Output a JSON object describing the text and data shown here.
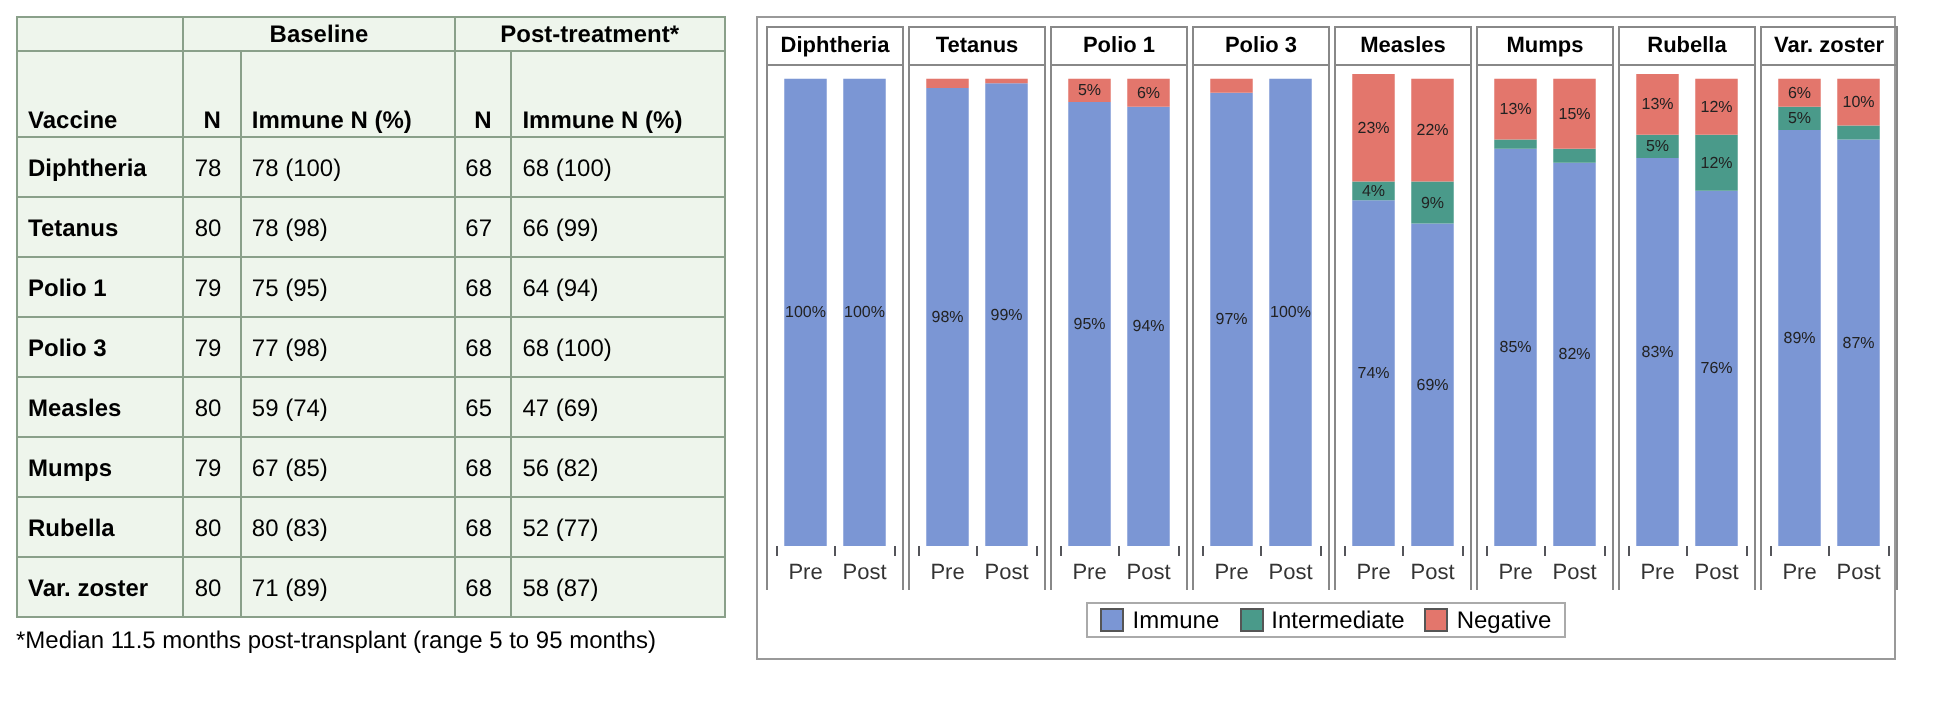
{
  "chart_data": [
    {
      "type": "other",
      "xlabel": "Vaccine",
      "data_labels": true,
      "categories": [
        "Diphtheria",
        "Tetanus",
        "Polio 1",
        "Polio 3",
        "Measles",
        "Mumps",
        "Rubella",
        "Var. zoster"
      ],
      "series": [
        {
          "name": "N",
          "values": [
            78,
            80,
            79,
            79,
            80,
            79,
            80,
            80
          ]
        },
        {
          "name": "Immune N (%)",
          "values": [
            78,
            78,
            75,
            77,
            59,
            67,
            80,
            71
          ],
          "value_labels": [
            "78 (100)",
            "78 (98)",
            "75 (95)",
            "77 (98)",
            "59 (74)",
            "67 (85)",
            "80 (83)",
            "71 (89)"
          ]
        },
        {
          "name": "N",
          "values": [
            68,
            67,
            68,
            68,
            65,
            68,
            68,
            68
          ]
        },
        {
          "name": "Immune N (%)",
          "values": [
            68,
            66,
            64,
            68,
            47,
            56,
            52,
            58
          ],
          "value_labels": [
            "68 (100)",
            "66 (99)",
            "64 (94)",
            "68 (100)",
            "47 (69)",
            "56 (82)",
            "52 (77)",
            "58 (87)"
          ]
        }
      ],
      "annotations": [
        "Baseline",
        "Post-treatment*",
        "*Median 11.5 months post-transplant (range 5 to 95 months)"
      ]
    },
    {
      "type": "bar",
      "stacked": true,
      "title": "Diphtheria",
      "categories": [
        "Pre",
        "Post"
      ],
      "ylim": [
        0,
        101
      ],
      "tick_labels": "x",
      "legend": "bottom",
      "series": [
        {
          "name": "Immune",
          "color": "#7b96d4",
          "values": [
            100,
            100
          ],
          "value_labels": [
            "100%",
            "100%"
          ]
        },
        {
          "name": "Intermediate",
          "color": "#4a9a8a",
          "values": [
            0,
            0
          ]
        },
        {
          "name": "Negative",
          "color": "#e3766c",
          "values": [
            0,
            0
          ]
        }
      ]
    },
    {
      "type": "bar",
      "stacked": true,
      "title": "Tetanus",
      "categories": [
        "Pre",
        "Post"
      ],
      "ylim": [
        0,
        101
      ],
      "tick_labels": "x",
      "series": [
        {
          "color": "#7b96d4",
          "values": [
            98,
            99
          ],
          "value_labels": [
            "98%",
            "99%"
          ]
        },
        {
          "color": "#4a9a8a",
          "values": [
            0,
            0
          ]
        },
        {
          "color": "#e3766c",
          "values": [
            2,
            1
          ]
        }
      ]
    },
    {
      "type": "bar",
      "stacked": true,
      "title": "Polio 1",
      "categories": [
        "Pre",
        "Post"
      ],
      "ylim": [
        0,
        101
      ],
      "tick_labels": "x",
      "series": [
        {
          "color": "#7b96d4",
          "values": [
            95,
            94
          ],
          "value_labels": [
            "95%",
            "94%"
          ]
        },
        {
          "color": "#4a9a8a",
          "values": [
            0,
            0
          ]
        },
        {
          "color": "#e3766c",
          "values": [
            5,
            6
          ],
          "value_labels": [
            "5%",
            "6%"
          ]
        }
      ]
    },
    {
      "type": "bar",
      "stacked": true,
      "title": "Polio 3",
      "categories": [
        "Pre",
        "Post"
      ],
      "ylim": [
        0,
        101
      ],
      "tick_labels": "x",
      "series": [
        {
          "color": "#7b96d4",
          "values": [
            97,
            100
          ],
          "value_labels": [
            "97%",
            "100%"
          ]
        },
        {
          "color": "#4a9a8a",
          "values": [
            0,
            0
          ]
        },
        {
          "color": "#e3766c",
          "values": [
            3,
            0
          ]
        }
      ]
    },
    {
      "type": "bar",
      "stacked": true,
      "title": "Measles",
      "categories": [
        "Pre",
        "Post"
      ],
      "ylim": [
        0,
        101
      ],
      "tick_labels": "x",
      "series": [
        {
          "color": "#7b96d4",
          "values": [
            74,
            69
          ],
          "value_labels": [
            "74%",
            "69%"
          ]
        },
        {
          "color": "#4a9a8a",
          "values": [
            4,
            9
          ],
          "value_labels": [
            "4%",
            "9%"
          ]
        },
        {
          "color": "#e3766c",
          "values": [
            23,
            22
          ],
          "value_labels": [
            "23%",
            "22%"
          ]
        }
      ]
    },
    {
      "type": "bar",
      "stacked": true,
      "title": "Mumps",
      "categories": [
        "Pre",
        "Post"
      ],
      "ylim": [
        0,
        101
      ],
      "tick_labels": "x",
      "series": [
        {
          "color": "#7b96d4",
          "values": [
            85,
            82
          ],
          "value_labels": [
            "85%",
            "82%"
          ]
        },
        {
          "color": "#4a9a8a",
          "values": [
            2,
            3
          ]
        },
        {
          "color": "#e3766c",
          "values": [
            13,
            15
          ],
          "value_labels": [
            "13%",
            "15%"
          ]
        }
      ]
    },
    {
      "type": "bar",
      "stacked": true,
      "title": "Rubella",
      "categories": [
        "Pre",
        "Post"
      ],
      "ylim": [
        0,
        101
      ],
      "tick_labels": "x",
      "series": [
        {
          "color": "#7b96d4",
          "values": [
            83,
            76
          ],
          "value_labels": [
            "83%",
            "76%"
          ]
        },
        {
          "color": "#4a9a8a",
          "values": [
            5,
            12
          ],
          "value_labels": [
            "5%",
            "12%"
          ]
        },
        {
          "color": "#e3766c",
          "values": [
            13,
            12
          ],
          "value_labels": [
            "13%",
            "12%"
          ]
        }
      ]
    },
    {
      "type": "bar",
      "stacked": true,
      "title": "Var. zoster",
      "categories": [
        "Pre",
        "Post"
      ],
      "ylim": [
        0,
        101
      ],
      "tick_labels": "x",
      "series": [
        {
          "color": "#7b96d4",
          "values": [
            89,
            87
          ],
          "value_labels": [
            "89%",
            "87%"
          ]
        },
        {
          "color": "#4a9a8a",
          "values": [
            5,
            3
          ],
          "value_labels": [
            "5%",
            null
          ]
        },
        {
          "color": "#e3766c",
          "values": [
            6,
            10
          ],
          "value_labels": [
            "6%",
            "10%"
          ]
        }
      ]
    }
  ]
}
==
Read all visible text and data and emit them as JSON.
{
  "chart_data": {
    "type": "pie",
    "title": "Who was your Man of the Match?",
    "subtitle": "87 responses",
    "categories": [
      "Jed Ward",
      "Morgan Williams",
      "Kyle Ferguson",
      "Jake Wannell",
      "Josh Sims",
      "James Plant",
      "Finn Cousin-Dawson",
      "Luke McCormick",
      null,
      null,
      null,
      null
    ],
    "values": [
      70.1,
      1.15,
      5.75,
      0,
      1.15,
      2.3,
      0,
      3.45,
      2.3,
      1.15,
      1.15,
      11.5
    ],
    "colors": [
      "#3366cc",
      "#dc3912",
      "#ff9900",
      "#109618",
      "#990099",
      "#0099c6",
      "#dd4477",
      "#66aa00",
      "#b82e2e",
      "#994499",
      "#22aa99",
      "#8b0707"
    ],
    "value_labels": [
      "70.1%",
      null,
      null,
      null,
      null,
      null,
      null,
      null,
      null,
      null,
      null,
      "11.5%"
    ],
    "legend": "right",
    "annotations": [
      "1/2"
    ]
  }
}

_Directions for this task_: Output a single number: how many lines contain the word "Polio".

_Answer_: 4